TASK PROMPT: Identify every line in the records below that contains the word "force", and reproduce each one.

(Records)

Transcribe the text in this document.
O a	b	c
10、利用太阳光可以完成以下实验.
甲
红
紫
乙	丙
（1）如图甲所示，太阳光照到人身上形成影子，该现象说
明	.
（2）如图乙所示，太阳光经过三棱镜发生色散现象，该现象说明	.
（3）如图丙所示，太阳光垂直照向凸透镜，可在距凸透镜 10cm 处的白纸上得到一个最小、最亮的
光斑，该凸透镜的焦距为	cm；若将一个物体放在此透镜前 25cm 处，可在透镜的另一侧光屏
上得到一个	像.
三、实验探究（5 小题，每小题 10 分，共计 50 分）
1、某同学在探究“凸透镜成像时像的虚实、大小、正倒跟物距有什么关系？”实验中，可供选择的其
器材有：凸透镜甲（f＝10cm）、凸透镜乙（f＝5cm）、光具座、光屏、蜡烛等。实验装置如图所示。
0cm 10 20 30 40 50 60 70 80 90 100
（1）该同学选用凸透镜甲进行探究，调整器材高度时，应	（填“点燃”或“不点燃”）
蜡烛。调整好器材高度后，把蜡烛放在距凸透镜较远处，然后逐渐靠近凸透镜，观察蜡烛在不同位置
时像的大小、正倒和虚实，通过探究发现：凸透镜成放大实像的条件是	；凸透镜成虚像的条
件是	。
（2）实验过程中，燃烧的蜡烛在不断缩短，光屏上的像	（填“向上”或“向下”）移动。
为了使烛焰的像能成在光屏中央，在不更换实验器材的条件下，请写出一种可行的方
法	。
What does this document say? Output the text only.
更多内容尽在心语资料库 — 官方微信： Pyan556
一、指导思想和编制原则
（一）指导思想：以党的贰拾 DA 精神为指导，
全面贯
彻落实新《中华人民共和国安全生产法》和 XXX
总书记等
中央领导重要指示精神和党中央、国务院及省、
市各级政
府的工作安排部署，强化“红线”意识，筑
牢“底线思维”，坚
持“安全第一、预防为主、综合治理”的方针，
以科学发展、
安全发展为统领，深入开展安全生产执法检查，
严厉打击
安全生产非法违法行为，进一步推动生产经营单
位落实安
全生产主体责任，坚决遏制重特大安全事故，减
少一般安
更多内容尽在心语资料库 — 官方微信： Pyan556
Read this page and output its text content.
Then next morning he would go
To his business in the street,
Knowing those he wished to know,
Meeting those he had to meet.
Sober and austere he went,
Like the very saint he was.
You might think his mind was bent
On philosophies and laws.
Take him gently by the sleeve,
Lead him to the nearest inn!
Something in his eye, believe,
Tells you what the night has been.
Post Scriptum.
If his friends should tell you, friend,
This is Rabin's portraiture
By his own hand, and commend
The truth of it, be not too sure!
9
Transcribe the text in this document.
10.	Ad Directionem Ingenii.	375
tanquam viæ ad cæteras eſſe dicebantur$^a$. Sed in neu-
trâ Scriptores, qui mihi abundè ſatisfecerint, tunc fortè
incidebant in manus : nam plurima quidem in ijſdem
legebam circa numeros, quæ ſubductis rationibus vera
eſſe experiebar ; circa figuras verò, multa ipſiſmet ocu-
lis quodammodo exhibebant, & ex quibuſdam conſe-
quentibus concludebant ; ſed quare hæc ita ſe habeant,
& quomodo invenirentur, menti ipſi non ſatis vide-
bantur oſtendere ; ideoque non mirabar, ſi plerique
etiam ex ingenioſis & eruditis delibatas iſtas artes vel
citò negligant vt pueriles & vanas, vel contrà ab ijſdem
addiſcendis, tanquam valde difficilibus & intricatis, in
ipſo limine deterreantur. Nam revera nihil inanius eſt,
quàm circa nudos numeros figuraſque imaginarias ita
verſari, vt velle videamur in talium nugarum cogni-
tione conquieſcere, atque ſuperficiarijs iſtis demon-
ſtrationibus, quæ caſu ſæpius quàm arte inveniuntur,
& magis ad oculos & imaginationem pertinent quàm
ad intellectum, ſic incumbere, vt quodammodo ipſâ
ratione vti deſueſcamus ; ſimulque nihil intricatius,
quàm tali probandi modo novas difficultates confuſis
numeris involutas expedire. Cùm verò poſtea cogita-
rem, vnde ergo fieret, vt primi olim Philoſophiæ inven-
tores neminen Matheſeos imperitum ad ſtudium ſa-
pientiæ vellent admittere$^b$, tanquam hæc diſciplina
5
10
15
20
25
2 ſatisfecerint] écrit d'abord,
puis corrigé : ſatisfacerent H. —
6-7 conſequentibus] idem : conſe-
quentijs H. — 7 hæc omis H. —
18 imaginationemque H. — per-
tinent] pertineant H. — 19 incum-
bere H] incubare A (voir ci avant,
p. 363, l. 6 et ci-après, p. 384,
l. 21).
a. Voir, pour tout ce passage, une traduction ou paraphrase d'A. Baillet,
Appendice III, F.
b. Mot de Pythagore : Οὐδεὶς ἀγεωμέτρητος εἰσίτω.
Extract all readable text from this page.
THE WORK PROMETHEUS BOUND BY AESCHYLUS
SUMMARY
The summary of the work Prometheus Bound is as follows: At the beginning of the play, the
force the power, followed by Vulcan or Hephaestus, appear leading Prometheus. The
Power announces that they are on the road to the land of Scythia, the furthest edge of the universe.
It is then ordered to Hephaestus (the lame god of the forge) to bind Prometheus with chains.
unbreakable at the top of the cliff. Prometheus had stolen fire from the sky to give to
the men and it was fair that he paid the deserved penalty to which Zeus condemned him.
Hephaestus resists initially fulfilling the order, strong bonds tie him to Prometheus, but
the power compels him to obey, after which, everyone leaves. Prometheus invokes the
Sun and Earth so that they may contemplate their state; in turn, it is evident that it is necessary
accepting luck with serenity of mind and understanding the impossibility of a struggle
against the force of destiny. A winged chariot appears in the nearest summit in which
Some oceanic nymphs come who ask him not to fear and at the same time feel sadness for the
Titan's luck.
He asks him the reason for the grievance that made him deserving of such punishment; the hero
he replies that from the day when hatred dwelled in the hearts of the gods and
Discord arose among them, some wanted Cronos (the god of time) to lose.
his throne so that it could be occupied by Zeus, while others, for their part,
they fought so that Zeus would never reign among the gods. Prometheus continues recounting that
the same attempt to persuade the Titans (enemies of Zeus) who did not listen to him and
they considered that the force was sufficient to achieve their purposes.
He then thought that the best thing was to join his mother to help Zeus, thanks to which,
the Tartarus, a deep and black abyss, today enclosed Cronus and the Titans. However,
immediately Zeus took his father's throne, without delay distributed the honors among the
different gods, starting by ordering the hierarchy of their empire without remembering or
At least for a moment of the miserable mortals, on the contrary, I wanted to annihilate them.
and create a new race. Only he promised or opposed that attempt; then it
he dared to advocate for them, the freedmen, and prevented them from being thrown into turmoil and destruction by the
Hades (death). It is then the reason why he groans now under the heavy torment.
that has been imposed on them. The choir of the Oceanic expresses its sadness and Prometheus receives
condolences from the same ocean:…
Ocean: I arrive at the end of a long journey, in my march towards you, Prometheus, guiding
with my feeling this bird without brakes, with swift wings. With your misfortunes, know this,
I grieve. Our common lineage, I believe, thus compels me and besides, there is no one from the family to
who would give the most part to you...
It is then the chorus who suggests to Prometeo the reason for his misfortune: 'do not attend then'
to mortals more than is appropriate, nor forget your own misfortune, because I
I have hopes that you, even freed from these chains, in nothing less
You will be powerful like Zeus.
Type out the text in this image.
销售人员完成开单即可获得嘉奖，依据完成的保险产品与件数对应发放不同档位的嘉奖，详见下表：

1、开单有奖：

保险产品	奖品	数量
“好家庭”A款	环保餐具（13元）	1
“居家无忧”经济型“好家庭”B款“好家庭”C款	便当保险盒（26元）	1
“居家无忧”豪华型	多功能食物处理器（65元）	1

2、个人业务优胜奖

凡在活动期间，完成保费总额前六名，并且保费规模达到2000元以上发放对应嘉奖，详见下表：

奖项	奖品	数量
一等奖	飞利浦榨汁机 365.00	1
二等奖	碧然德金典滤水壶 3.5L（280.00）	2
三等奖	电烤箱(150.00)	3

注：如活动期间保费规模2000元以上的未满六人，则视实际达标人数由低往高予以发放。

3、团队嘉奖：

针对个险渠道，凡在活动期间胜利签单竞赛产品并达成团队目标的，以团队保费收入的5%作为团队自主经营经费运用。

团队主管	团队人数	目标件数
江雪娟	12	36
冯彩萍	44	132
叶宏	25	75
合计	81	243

OUTPUT:
force the power, followed by Vulcan or Hephaestus, appear leading Prometheus. The
against the force of destiny. A winged chariot appears in the nearest summit in which
they considered that the force was sufficient to achieve their purposes.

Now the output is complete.